* **Task to carry out**
Extract all lines that hold the string "Configuration".

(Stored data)

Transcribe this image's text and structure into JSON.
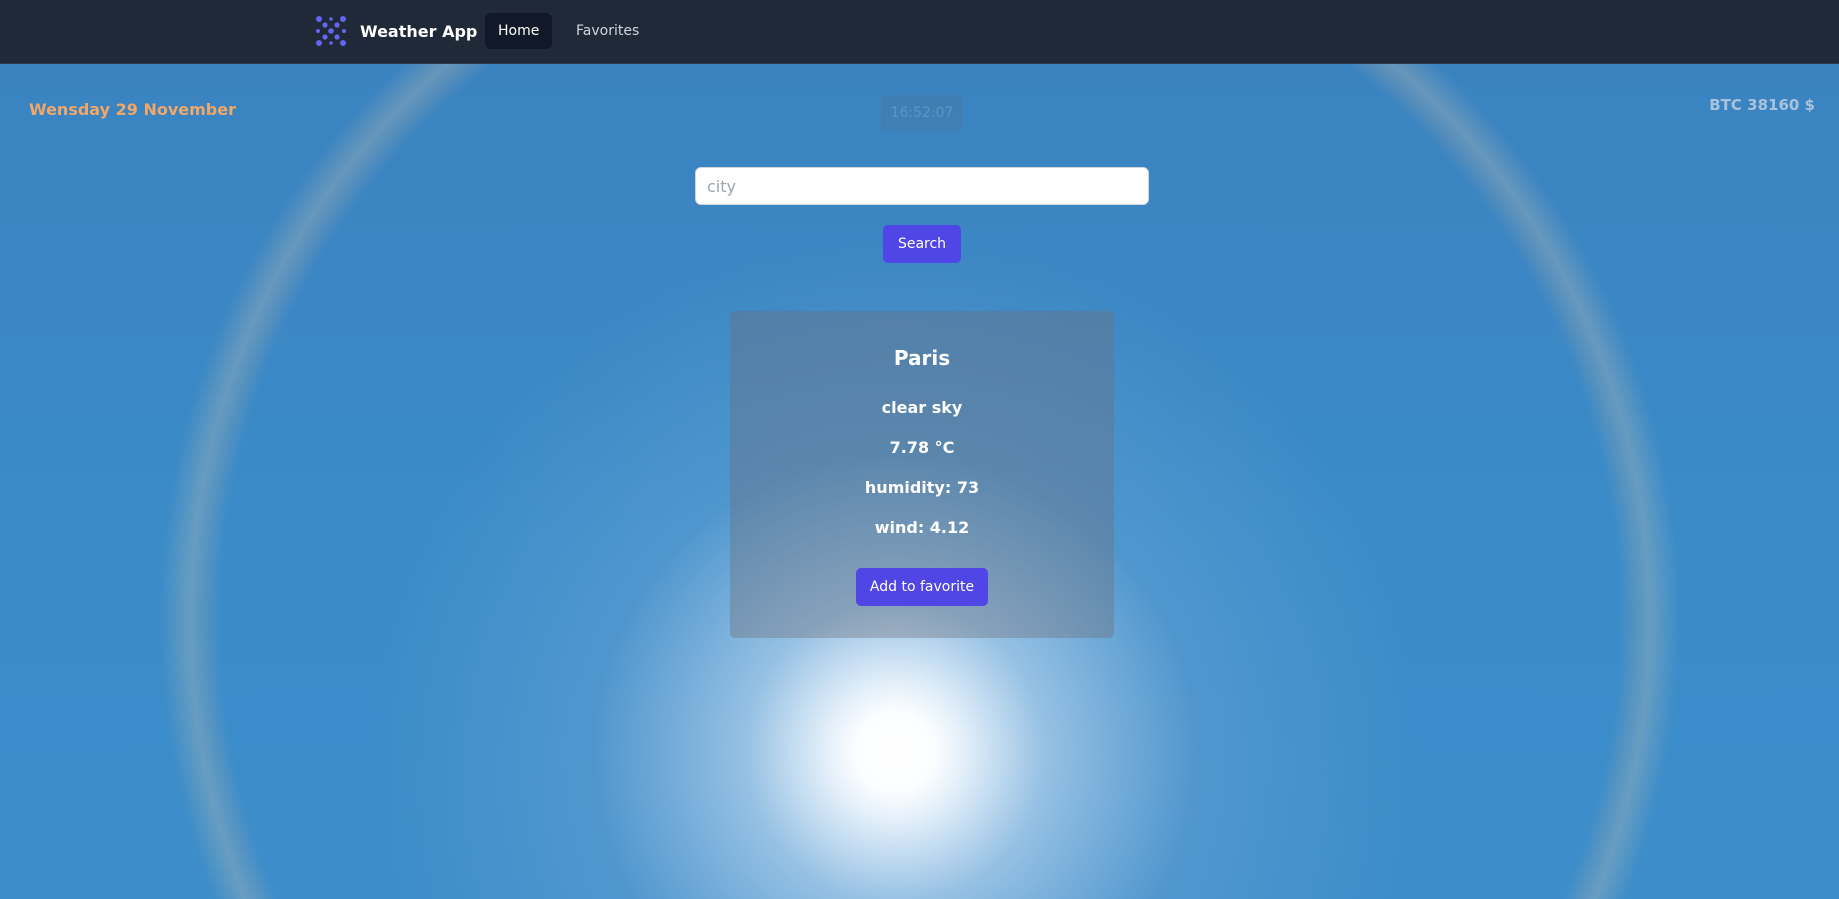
{
  "navbar": {
    "brand_name": "Weather App",
    "logo_icon": "dots-logo-icon",
    "links": [
      {
        "label": "Home",
        "active": true
      },
      {
        "label": "Favorites",
        "active": false
      }
    ]
  },
  "header": {
    "date": "Wensday 29 November",
    "time": "16:52:07",
    "btc": "BTC 38160 $"
  },
  "search": {
    "placeholder": "city",
    "value": "",
    "button_label": "Search"
  },
  "weather": {
    "city": "Paris",
    "description": "clear sky",
    "temperature": "7.78 °C",
    "humidity": "humidity: 73",
    "wind": "wind: 4.12",
    "favorite_label": "Add to favorite"
  },
  "colors": {
    "accent": "#4f46e5",
    "navbar": "#1f2937",
    "date_text": "#f0a868"
  }
}
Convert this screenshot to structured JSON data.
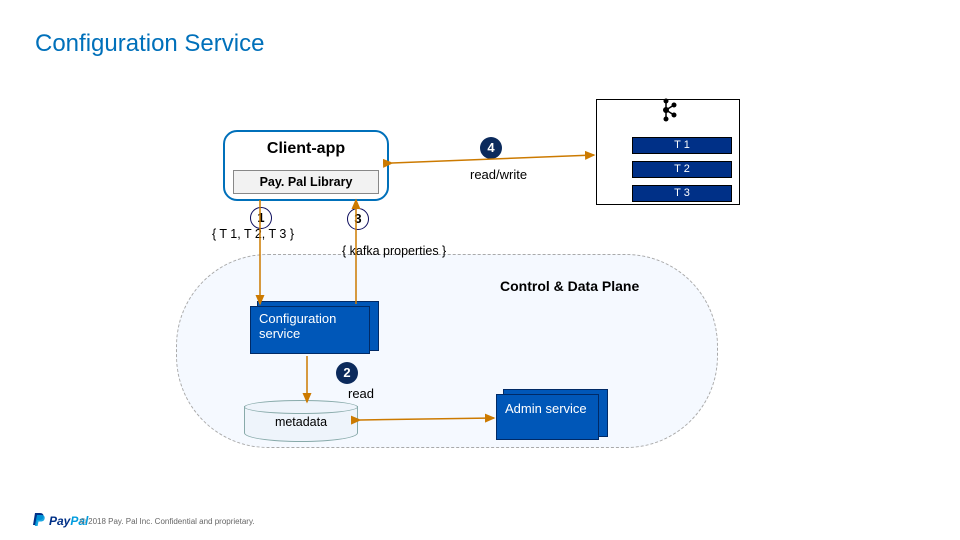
{
  "title": "Configuration Service",
  "client_app": {
    "label": "Client-app",
    "library_label": "Pay. Pal Library"
  },
  "topics_list": "{ T 1, T 2, T 3 }",
  "kafka_props": "{ kafka properties }",
  "steps": {
    "s1": "1",
    "s2": "2",
    "s3": "3",
    "s4": "4"
  },
  "labels": {
    "read_write": "read/write",
    "read": "read",
    "plane": "Control & Data Plane"
  },
  "config_service": "Configuration service",
  "admin_service": "Admin service",
  "metadata": "metadata",
  "topics": {
    "t1": "T 1",
    "t2": "T 2",
    "t3": "T 3"
  },
  "footer": "© 2018 Pay. Pal Inc. Confidential and proprietary.",
  "brand": {
    "pay": "Pay",
    "pal": "Pal"
  }
}
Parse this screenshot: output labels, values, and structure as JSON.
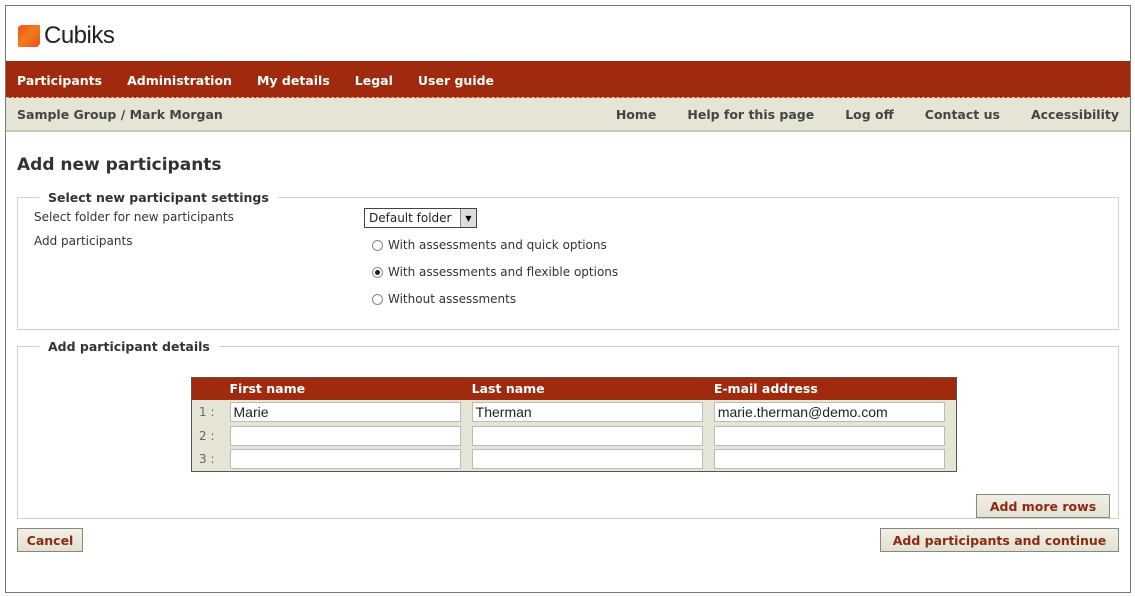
{
  "brand": {
    "name": "Cubiks"
  },
  "mainnav": [
    "Participants",
    "Administration",
    "My details",
    "Legal",
    "User guide"
  ],
  "subnav": {
    "crumb": "Sample Group / Mark Morgan",
    "links": [
      "Home",
      "Help for this page",
      "Log off",
      "Contact us",
      "Accessibility"
    ]
  },
  "page": {
    "title": "Add new participants"
  },
  "settings": {
    "legend": "Select new participant settings",
    "folder_label": "Select folder for new participants",
    "folder_value": "Default folder",
    "add_label": "Add participants",
    "options": [
      {
        "label": "With assessments and quick options",
        "checked": false
      },
      {
        "label": "With assessments and flexible options",
        "checked": true
      },
      {
        "label": "Without assessments",
        "checked": false
      }
    ]
  },
  "details": {
    "legend": "Add participant details",
    "columns": [
      "First name",
      "Last name",
      "E-mail address"
    ],
    "rows": [
      {
        "num": "1 :",
        "first": "Marie",
        "last": "Therman",
        "email": "marie.therman@demo.com"
      },
      {
        "num": "2 :",
        "first": "",
        "last": "",
        "email": ""
      },
      {
        "num": "3 :",
        "first": "",
        "last": "",
        "email": ""
      }
    ]
  },
  "buttons": {
    "add_rows": "Add more rows",
    "cancel": "Cancel",
    "continue": "Add participants and continue"
  },
  "colors": {
    "brand_red": "#a02a0e",
    "subnav_bg": "#e6e4d5",
    "logo_orange": "#f47a20"
  }
}
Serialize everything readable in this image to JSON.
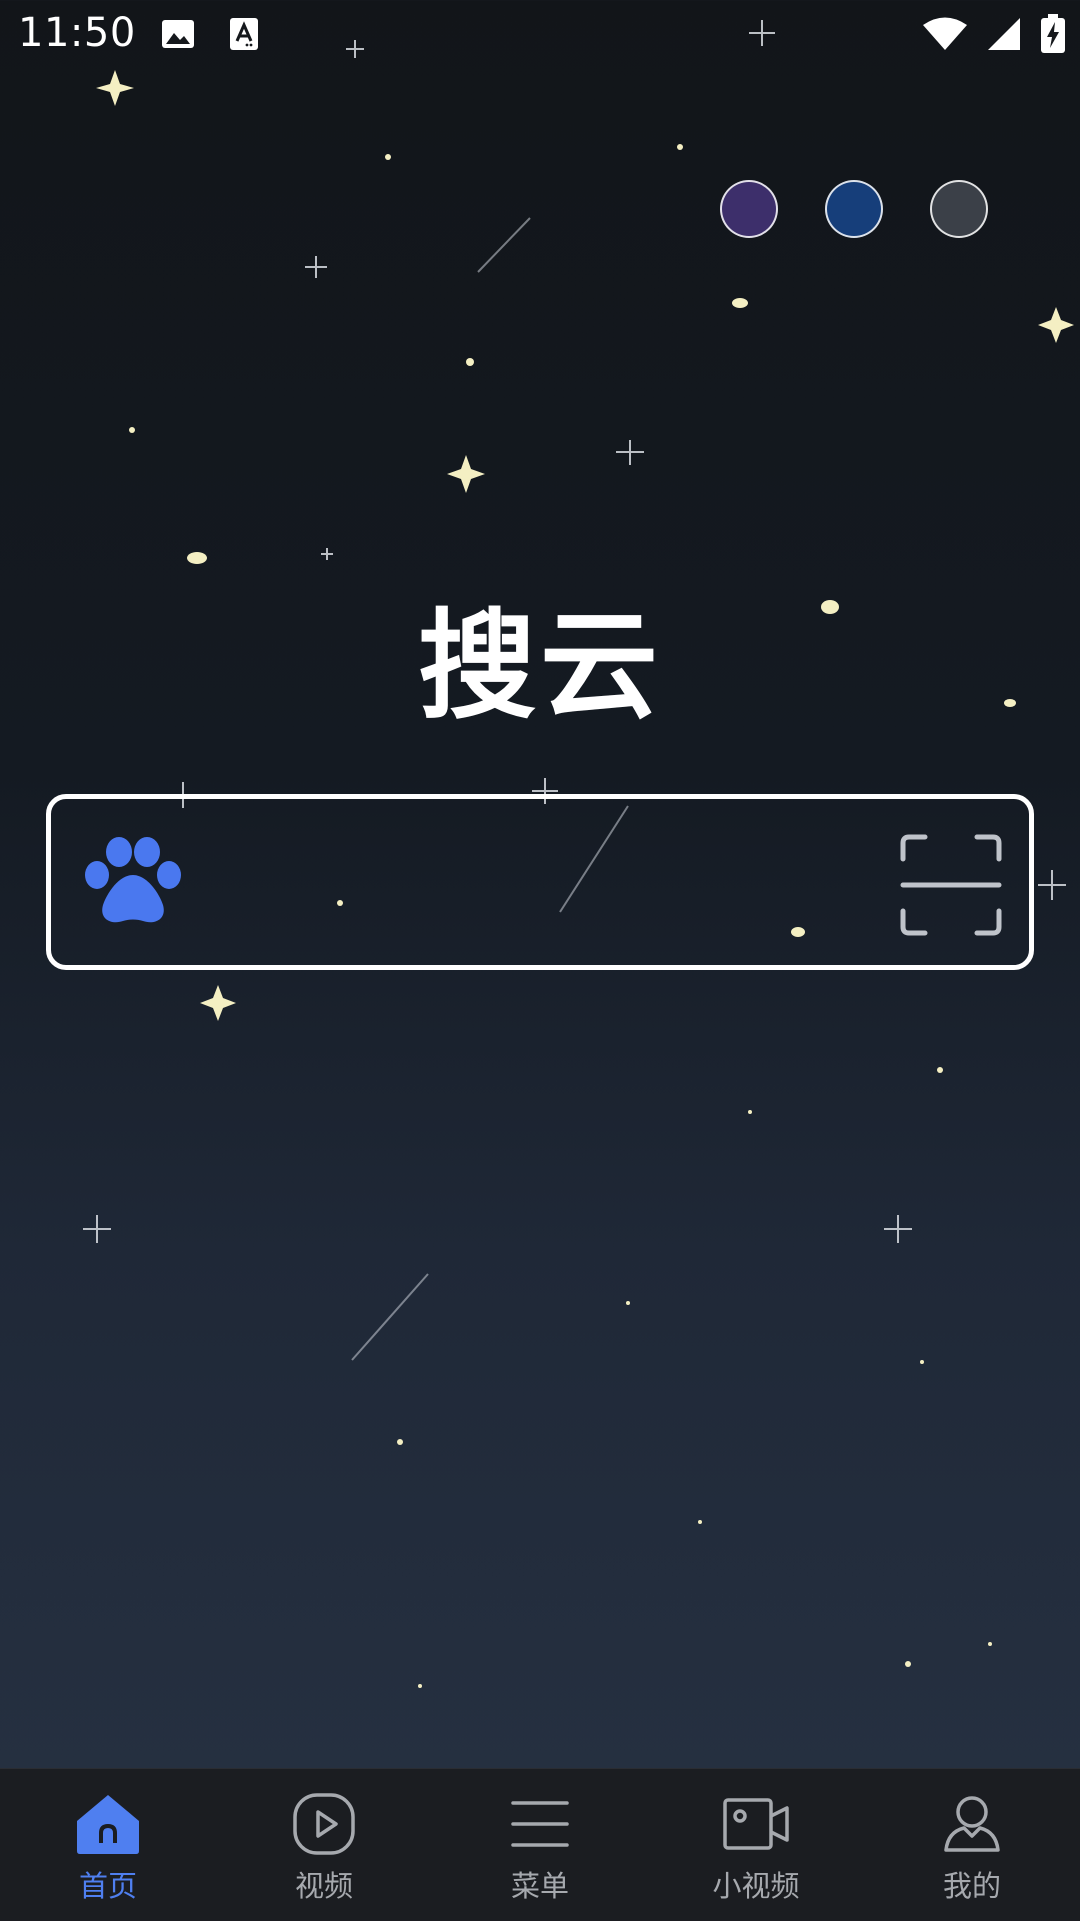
{
  "status_bar": {
    "time": "11:50",
    "left_icons": [
      "image-icon",
      "text-a-icon"
    ],
    "right_icons": [
      "wifi-icon",
      "cell-signal-icon",
      "battery-charging-icon"
    ]
  },
  "theme_dots": [
    {
      "name": "purple",
      "color": "#3d2f6b"
    },
    {
      "name": "blue",
      "color": "#163e7a"
    },
    {
      "name": "gray",
      "color": "#3b4048"
    }
  ],
  "logo": {
    "text": "搜云"
  },
  "search": {
    "value": "",
    "placeholder": "",
    "left_icon": "paw-icon",
    "right_icon": "scan-icon",
    "accent_color": "#4a78ef"
  },
  "bottom_nav": {
    "items": [
      {
        "label": "首页",
        "icon": "home-icon",
        "active": true
      },
      {
        "label": "视频",
        "icon": "play-circle-icon",
        "active": false
      },
      {
        "label": "菜单",
        "icon": "menu-icon",
        "active": false
      },
      {
        "label": "小视频",
        "icon": "video-camera-icon",
        "active": false
      },
      {
        "label": "我的",
        "icon": "user-icon",
        "active": false
      }
    ],
    "active_color": "#4f7ff0",
    "inactive_color": "#a6a9ae"
  }
}
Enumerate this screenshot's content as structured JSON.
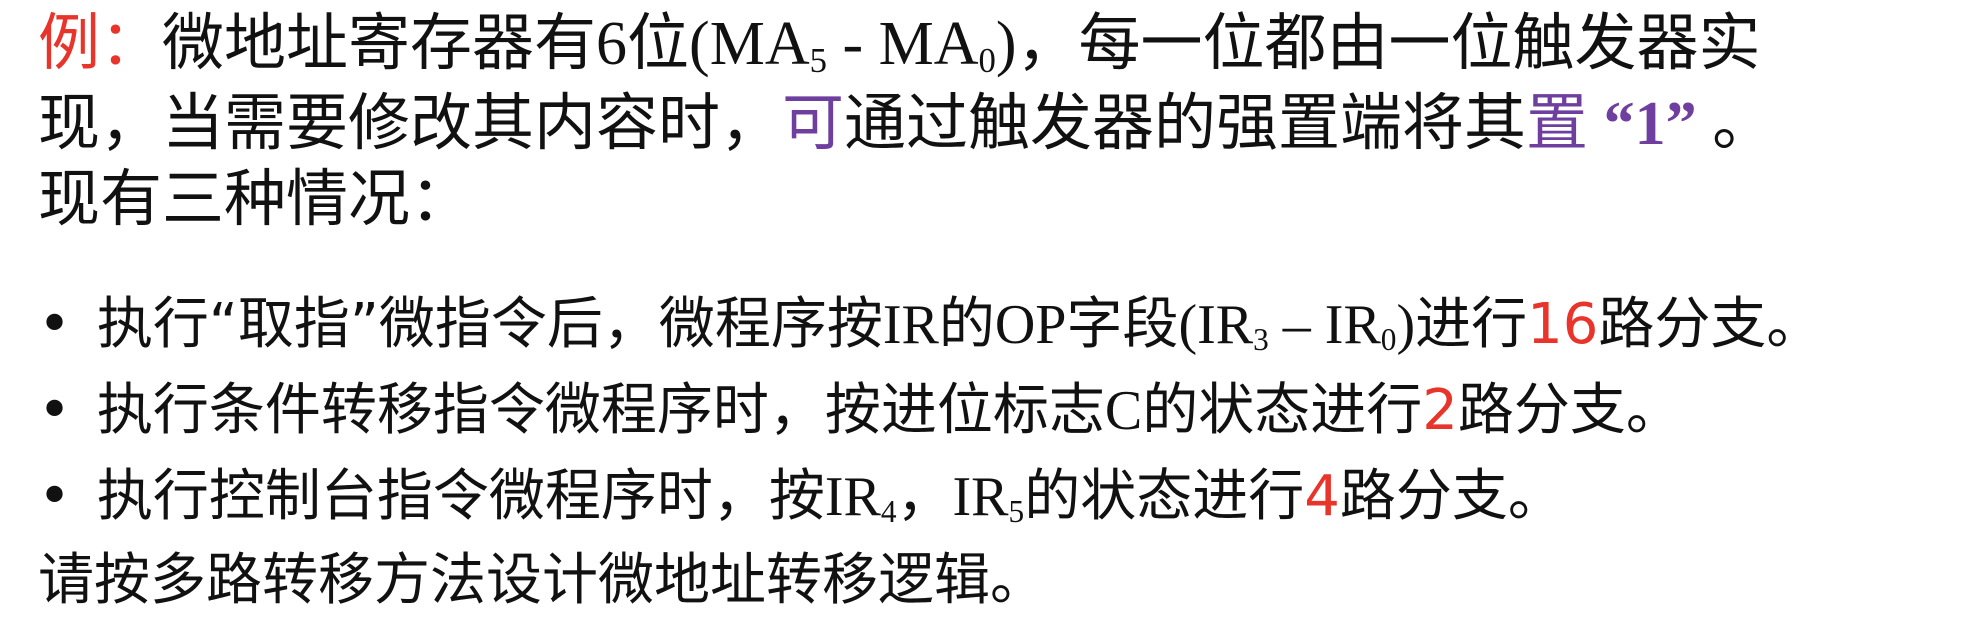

* **Result below**
  "title": "Configuration Service",
  "config_service": "Configuration service",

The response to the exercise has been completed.